◆ **Items from a data source**

#####

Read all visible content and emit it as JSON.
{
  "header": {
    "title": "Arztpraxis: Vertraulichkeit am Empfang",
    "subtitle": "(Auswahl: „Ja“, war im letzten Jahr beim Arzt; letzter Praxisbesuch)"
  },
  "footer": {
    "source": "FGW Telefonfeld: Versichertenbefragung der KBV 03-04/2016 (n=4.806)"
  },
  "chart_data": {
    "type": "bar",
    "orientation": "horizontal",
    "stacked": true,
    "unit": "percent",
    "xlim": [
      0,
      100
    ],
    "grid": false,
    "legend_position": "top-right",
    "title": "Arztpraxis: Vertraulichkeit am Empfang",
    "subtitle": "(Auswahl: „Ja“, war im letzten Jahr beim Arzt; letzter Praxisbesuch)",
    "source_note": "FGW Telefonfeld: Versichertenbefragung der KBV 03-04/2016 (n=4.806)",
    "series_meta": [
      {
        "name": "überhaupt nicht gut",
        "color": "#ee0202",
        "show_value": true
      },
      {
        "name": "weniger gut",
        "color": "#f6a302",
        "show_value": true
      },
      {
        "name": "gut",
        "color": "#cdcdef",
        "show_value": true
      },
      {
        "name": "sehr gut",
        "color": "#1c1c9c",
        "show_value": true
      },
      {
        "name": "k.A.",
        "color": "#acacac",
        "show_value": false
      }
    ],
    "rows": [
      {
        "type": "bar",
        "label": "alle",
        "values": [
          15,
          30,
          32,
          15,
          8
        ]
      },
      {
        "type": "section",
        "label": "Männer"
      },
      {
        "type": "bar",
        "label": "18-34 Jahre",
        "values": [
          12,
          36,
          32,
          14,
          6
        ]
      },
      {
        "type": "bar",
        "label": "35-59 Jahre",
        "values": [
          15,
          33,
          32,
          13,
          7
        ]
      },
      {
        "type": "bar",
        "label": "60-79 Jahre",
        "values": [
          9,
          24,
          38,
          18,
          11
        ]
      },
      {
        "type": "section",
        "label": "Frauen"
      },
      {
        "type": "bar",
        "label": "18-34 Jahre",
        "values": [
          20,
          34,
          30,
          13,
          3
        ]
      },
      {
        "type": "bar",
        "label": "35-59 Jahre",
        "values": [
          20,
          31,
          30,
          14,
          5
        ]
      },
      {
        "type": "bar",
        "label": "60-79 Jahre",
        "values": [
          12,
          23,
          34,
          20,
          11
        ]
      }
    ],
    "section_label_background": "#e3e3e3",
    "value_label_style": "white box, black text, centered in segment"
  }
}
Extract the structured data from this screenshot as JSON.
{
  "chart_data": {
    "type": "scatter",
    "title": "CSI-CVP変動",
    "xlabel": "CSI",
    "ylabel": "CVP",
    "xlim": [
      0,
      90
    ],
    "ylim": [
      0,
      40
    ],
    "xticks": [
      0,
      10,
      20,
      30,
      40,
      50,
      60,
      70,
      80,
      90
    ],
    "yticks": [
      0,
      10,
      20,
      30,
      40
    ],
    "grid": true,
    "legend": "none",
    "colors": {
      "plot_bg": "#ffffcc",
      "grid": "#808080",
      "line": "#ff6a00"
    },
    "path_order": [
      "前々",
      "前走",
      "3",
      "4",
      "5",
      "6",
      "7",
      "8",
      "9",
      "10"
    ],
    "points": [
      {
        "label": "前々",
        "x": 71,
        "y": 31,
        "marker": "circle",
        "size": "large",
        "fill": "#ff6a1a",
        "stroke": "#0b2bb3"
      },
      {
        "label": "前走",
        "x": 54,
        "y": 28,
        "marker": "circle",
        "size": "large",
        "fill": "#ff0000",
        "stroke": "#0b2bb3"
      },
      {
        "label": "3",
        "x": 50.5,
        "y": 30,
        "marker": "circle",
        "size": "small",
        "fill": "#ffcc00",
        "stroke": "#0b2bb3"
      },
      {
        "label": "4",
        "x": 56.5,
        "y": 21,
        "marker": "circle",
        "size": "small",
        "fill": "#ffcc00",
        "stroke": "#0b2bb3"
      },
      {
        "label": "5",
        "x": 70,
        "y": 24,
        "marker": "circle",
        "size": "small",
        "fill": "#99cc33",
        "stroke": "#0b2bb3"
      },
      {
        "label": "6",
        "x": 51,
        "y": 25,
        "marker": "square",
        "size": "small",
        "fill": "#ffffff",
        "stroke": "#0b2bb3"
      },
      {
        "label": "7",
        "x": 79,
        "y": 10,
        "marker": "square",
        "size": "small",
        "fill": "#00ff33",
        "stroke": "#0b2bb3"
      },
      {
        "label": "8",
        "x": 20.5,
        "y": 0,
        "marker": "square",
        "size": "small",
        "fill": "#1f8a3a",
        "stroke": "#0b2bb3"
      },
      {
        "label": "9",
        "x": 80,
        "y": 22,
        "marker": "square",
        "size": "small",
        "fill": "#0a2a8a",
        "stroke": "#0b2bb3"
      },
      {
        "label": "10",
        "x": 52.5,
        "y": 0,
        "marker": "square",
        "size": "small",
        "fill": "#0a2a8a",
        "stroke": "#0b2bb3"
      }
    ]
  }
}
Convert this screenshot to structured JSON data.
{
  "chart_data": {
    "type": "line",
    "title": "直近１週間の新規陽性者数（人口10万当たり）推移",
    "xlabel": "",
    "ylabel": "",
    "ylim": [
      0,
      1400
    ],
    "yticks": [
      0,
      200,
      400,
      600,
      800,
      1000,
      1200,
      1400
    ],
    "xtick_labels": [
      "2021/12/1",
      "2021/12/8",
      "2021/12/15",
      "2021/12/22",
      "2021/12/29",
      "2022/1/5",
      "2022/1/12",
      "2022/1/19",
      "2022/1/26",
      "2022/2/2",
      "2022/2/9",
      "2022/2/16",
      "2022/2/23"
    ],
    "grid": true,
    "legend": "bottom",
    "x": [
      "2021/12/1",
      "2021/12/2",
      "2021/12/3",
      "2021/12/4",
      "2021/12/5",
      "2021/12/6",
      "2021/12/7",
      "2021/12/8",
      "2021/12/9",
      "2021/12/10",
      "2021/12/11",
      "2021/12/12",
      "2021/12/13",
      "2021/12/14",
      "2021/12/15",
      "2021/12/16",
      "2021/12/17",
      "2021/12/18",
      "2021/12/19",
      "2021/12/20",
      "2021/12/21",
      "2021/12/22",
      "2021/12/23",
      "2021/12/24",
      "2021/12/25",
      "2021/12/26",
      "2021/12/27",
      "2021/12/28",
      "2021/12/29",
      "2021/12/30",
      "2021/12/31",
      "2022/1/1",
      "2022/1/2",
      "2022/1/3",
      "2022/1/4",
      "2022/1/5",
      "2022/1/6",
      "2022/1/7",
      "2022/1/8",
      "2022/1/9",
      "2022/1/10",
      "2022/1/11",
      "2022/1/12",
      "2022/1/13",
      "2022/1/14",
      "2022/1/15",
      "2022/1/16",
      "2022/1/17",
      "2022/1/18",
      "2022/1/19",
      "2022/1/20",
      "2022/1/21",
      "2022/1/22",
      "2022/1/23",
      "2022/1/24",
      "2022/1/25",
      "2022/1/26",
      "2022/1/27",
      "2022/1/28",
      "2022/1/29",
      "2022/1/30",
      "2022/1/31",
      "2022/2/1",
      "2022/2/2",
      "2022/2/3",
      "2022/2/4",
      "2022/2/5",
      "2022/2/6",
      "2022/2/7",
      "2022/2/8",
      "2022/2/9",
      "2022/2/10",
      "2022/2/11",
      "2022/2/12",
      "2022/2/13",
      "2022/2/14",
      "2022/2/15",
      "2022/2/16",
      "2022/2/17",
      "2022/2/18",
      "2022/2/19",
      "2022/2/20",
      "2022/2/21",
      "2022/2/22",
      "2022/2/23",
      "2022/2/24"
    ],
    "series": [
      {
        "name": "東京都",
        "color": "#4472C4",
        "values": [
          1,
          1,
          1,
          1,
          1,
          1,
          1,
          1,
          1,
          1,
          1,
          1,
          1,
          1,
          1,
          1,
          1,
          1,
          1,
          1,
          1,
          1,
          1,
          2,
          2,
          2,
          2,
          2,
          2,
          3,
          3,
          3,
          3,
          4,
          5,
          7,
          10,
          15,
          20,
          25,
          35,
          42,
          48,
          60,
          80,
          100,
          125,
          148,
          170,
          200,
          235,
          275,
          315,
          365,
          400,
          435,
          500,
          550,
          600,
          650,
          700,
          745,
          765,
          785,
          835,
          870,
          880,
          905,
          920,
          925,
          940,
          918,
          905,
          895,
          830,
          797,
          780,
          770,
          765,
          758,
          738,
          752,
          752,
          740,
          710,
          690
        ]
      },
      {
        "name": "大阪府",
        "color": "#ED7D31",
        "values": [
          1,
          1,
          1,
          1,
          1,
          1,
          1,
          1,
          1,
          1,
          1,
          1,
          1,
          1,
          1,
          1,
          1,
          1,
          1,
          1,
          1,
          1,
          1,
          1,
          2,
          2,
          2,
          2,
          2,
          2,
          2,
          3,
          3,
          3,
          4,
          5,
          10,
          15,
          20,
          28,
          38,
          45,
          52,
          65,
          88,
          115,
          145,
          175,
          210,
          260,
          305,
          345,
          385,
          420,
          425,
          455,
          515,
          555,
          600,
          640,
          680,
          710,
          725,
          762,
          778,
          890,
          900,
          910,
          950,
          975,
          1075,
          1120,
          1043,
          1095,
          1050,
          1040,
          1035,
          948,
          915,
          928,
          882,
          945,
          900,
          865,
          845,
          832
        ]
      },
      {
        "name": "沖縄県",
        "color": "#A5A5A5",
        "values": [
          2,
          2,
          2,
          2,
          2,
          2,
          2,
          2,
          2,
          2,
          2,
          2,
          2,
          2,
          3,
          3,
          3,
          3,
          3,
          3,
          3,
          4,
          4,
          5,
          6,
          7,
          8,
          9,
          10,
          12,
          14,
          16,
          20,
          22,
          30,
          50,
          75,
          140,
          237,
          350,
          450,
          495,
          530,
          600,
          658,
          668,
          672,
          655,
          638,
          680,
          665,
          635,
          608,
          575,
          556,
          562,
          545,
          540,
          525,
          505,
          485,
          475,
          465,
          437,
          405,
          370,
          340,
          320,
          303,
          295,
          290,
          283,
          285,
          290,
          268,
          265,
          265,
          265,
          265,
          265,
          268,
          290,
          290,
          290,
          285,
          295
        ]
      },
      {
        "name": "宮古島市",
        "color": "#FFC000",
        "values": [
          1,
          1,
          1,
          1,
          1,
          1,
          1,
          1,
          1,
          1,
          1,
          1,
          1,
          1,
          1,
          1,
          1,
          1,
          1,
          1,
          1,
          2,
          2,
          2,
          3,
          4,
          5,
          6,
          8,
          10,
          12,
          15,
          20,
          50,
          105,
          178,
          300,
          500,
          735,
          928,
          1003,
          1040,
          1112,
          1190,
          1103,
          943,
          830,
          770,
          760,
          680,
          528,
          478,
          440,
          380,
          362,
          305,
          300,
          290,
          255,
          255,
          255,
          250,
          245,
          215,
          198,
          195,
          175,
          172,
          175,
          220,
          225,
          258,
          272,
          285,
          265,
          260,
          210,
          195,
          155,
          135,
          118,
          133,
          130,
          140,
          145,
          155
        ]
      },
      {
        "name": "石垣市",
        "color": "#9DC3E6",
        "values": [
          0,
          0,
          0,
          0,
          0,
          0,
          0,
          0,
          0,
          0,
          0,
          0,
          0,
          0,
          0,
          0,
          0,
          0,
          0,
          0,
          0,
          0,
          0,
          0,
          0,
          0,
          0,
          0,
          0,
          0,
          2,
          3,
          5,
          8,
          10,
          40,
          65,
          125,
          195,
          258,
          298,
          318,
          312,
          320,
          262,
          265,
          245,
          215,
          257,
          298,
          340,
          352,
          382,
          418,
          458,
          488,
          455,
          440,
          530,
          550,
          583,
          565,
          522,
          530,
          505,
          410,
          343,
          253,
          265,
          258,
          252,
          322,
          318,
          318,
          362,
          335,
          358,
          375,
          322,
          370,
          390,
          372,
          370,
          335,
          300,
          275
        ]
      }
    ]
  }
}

#####

◆ **PROBLEM**
Above are the records. Copy every line in them holding "screenshot".

◆ **SOLUTION TO THIS PROBLEM**
Extract the structured data from this screenshot as JSON.
Convert this screenshot to structured JSON data.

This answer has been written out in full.